_Istruzioni operative:_
1. Per ciascuna affermazione, stabilisci se concorda con il testo fornito e rispondi sì o no, citando alla lettera le parole del testo che decidono la risposta. (a) Il cammino proposto dal Papa si articola in guarigione, rinnovamento e riparazione. (b) L'intervista a mons. Semeraro è stata condotta da Federico Piana. (c) Il passo letto nella domanda si trova al punto 5 della Lettera.
2. Rinomina "legend-entry" in "voce-legenda" in tutti i record e riportane di nuovo le righe, senza altre modifiche.

_Testo fornito:_

In questo periodo forte della Quaresima, la Lettera di Benedetto XVI ai fedeli d’Irlanda sullo scandalo degli abusi sessuali suscita profonde riflessioni nella Chiesa, ben al di là dei confini irlandesi. Un documento definito, da più parti, senza precedenti che invita tutti ad un cammino di rinnovamento. Sullo stile e il contenuto della Lettera del Papa, Federico Piana ha intervistato il vescovo di Albano, mons. Marcello Semeraro:

R. – Sono parole molto gravi e molto ponderate, quelle che il Santo Padre ha usato nella sua Lettera, e credo che esprimano e lascino anche a noi la possibilità di entrare nel suo animo. Vorrei ricordare il titolo della sua recente Lettera enciclica, “Caritas in veritate”: credo che a questo tema così doloroso il Papa si avvicini e si sia avvicinato esattamente con la carità e nella verità. Nella verità, perché egli considera la gravità della situazione e non si tira indietro nel tentare, nel fare, nel proporre un’analisi delle cause che hanno potuto a breve e a lungo termine indurre questa situazione così dolorosa; dall’altra, il Papa con somma carità esprime il proposito che tutti noi dobbiamo accogliere quando egli propone un cammino e lo sintetizza in questi tre momenti: la guarigione, il rinnovamento e la riparazione.

D. – C’è un passo molto bello, mons. Semeraro, che al punto 4 dice questo: “Negli ultimi decenni, tuttavia, la Chiesa nel vostro Paese ha dovuto confrontarsi con nuove e gravi sfide scaturite dalla rapida trasformazione e secolarizzazione della società irlandese”. Il Papa cerca in qualche modo, mons. Semeraro, di collocare questi abusi che sono avvenuti nella Chiesa?

_Dati forniti:_
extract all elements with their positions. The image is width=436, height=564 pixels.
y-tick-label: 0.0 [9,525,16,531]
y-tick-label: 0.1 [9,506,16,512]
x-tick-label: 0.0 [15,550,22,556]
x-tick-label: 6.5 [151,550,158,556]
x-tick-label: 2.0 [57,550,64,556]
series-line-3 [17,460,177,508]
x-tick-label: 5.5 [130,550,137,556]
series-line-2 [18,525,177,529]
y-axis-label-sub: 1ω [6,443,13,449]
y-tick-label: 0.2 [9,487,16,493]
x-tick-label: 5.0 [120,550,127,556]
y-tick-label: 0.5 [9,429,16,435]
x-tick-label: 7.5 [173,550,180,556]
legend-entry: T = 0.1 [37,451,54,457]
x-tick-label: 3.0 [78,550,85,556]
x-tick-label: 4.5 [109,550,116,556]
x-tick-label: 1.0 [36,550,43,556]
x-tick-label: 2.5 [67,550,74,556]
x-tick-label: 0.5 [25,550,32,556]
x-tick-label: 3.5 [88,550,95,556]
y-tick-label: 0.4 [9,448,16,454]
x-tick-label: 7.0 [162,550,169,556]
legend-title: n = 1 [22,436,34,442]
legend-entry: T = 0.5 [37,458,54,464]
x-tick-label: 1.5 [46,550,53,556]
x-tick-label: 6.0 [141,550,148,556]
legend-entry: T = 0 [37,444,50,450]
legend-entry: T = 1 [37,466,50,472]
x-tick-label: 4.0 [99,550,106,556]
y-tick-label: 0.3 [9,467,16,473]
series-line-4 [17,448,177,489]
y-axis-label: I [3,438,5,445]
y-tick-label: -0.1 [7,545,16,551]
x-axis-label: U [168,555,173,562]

_Risposte scritte:_
1.
(a) Sì: "la guarigione, il rinnovamento e la riparazione".
(b) Sì: "Federico Piana ha intervistato il vescovo di Albano".
(c) No: "al punto 4".

2.
extract all elements with their positions. The image is width=436, height=564 pixels.
y-tick-label: 0.0 [9,525,16,531]
y-tick-label: 0.1 [9,506,16,512]
x-tick-label: 0.0 [15,550,22,556]
x-tick-label: 6.5 [151,550,158,556]
x-tick-label: 2.0 [57,550,64,556]
series-line-3 [17,460,177,508]
x-tick-label: 5.5 [130,550,137,556]
series-line-2 [18,525,177,529]
y-axis-label-sub: 1ω [6,443,13,449]
y-tick-label: 0.2 [9,487,16,493]
x-tick-label: 5.0 [120,550,127,556]
y-tick-label: 0.5 [9,429,16,435]
x-tick-label: 7.5 [173,550,180,556]
voce-legenda: T = 0.1 [37,451,54,457]
x-tick-label: 3.0 [78,550,85,556]
x-tick-label: 4.5 [109,550,116,556]
x-tick-label: 1.0 [36,550,43,556]
x-tick-label: 2.5 [67,550,74,556]
x-tick-label: 0.5 [25,550,32,556]
x-tick-label: 3.5 [88,550,95,556]
y-tick-label: 0.4 [9,448,16,454]
x-tick-label: 7.0 [162,550,169,556]
legend-title: n = 1 [22,436,34,442]
voce-legenda: T = 0.5 [37,458,54,464]
x-tick-label: 1.5 [46,550,53,556]
x-tick-label: 6.0 [141,550,148,556]
voce-legenda: T = 0 [37,444,50,450]
voce-legenda: T = 1 [37,466,50,472]
x-tick-label: 4.0 [99,550,106,556]
y-tick-label: 0.3 [9,467,16,473]
series-line-4 [17,448,177,489]
y-axis-label: I [3,438,5,445]
y-tick-label: -0.1 [7,545,16,551]
x-axis-label: U [168,555,173,562]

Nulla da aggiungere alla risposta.